[Dataset records]
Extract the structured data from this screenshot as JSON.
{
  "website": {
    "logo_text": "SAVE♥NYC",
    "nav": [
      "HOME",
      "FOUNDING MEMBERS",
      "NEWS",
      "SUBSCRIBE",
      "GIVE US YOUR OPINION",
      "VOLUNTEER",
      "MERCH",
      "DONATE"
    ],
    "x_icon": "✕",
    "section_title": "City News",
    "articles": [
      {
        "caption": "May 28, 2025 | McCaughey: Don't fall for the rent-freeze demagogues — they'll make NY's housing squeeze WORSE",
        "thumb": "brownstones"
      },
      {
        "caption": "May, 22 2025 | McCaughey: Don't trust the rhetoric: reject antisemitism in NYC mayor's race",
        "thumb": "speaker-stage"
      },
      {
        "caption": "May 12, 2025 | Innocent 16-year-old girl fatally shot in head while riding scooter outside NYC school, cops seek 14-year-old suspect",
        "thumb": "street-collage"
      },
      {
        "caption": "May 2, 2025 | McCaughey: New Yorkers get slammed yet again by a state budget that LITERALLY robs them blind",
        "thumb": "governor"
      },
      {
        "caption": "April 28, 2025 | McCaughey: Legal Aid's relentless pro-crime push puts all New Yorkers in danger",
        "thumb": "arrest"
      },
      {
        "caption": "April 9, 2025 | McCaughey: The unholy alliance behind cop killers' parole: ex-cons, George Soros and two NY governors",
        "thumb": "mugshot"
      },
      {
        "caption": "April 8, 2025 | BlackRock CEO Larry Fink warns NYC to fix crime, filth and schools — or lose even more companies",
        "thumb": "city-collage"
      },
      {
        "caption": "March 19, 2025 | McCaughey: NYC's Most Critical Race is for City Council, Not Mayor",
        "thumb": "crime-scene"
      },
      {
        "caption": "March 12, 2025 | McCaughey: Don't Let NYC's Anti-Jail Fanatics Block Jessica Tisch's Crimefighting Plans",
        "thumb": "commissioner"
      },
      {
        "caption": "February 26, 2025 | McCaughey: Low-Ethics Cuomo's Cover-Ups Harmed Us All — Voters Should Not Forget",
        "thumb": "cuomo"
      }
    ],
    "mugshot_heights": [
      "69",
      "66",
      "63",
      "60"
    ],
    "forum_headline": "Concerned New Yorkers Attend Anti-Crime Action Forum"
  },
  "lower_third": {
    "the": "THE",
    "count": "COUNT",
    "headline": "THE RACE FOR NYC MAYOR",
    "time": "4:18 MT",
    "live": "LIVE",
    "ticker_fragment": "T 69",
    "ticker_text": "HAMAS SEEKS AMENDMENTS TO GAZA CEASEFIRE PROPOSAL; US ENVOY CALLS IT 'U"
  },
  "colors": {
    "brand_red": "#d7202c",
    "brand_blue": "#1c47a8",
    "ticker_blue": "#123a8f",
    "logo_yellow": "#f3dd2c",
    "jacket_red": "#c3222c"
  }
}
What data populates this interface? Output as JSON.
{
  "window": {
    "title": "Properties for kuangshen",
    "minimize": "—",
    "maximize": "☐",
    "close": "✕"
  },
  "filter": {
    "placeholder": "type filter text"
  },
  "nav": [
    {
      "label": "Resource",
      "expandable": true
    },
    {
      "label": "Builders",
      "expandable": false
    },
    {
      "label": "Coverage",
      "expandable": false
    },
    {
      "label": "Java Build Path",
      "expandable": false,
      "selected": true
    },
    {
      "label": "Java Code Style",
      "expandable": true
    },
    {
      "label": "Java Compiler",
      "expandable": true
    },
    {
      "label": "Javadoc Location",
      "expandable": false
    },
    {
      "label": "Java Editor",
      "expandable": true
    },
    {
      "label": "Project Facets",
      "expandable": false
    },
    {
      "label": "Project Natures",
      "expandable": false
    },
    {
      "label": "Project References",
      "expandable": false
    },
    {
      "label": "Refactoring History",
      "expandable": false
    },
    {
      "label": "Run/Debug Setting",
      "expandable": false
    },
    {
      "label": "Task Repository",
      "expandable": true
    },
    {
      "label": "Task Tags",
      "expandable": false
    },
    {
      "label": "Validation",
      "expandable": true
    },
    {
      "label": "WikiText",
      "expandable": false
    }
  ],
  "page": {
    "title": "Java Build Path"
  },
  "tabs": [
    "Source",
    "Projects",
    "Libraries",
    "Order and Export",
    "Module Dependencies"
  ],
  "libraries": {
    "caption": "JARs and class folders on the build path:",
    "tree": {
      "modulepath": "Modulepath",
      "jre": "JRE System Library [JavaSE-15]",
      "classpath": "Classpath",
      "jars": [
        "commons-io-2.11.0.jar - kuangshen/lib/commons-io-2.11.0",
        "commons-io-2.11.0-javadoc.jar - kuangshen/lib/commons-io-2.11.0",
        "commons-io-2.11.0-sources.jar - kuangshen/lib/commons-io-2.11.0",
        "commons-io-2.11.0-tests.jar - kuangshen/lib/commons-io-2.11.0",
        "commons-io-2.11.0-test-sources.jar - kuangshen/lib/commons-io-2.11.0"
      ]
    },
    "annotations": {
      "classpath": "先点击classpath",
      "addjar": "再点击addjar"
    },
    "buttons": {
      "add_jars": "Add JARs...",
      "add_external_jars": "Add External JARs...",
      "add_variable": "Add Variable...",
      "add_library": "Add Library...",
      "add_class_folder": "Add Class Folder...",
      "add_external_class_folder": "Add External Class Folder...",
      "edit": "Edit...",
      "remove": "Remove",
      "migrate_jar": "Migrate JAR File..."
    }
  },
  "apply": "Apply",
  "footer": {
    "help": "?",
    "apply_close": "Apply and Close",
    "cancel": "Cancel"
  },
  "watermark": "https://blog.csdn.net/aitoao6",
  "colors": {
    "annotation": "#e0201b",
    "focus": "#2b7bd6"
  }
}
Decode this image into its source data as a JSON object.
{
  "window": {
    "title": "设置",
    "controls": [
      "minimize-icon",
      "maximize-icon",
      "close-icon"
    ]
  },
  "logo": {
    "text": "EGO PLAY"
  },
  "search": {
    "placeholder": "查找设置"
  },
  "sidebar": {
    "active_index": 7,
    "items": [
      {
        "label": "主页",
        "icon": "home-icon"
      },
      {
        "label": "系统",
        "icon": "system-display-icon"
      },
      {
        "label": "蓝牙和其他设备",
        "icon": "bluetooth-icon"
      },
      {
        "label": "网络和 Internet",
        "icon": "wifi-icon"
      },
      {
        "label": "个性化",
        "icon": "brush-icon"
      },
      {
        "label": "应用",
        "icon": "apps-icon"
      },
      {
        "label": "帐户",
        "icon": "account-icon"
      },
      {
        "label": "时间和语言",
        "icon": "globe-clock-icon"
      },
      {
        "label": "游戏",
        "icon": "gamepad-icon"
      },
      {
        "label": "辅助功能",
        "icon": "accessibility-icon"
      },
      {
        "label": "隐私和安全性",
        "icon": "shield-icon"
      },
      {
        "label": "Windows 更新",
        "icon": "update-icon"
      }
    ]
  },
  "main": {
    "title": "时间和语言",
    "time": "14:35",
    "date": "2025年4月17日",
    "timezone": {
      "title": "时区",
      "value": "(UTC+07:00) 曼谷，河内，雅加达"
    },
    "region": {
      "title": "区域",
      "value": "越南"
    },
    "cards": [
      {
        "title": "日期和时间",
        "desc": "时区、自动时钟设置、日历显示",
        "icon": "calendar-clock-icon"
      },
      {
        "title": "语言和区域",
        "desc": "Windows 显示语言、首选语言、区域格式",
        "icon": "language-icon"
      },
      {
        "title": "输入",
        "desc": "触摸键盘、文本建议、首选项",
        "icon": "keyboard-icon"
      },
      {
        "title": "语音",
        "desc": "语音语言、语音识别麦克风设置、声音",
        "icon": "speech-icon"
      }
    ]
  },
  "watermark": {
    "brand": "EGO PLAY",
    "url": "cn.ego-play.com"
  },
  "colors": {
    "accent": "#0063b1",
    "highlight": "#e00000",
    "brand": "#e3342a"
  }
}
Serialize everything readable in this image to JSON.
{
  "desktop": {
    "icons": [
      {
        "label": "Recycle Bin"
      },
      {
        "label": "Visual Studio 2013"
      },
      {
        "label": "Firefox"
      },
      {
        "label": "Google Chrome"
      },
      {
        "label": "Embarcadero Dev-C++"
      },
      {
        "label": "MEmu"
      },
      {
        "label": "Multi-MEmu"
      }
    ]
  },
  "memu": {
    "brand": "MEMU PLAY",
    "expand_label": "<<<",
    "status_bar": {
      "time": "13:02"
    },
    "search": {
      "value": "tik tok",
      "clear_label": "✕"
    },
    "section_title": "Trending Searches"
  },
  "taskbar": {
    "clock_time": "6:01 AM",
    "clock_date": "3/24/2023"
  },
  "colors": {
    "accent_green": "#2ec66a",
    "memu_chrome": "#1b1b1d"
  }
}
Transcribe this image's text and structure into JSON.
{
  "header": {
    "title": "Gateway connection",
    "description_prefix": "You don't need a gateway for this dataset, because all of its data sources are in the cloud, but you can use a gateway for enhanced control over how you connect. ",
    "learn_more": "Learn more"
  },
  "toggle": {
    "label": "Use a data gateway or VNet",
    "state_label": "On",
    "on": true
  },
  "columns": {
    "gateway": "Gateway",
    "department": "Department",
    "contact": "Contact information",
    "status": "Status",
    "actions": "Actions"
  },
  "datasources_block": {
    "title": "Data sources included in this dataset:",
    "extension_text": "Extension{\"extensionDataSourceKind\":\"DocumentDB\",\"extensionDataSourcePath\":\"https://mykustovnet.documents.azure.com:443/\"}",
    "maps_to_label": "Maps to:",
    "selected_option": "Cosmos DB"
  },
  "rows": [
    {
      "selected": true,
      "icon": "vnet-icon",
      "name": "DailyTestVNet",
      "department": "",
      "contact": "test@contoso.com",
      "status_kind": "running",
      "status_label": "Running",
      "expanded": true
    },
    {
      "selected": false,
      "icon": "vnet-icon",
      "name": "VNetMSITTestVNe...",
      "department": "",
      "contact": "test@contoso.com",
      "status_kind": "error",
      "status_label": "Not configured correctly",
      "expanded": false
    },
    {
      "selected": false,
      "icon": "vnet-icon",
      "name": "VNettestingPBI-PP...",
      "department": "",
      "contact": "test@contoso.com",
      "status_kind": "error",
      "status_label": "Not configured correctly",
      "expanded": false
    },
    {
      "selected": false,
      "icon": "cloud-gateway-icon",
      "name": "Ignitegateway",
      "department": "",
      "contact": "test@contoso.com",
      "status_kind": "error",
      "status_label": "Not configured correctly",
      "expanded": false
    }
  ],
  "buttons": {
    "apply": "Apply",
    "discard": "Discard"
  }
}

## Problem:
For the listing above, identify each line bearing "kuangshen".

## Exercise output:
    "title": "Properties for kuangshen",
        "commons-io-2.11.0.jar - kuangshen/lib/commons-io-2.11.0",
        "commons-io-2.11.0-javadoc.jar - kuangshen/lib/commons-io-2.11.0",
        "commons-io-2.11.0-sources.jar - kuangshen/lib/commons-io-2.11.0",
        "commons-io-2.11.0-tests.jar - kuangshen/lib/commons-io-2.11.0",
        "commons-io-2.11.0-test-sources.jar - kuangshen/lib/commons-io-2.11.0"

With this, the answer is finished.